═════ Extracted data
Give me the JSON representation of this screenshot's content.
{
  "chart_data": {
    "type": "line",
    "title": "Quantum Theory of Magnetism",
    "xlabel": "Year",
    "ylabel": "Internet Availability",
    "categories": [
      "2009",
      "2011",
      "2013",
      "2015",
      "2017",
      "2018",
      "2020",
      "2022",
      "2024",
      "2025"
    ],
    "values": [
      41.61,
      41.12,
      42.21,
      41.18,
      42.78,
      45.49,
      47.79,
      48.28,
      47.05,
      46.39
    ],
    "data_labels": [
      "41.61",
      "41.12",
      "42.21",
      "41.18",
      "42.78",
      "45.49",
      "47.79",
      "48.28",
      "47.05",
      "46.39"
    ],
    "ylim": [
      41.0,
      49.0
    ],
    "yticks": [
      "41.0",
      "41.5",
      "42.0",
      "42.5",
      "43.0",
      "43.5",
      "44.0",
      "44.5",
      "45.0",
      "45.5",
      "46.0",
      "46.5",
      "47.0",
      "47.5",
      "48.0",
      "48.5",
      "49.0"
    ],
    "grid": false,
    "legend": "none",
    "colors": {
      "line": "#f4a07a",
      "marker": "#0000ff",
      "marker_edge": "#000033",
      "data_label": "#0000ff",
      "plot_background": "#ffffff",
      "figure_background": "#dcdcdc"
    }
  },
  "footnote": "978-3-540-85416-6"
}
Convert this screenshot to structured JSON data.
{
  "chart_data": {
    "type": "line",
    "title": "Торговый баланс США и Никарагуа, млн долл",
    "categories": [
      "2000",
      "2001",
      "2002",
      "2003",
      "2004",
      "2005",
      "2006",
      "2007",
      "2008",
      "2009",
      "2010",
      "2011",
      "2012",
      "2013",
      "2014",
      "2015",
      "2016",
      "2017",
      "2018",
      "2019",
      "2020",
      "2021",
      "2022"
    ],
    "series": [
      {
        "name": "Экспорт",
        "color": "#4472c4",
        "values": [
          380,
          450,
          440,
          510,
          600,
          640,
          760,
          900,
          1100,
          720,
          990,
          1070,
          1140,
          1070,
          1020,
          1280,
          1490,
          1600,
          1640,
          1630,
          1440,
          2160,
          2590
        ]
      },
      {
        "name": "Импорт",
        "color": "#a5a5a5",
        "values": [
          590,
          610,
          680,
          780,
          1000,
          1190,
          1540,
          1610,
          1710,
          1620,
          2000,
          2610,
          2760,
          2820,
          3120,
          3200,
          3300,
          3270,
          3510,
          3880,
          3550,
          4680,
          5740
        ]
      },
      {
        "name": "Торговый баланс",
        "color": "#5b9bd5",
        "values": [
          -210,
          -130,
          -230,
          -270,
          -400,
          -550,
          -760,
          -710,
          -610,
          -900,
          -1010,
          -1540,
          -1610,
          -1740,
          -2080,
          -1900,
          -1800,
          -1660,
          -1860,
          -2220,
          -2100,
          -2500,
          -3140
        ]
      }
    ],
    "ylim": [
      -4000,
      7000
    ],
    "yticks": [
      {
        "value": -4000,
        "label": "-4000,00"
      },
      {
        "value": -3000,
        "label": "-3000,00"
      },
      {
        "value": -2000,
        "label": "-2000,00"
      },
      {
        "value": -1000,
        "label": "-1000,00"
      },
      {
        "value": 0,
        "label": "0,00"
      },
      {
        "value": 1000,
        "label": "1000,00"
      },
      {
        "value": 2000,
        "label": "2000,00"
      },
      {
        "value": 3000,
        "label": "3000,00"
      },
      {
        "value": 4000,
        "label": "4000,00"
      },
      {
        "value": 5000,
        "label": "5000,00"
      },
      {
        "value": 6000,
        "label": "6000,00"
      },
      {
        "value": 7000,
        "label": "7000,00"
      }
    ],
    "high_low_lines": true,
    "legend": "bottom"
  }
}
══════════
**Stated exercise:** Pull every line containing "JSON" out of the records.

**Full solution:**
Give me the JSON representation of this screenshot's content.
Convert this screenshot to structured JSON data.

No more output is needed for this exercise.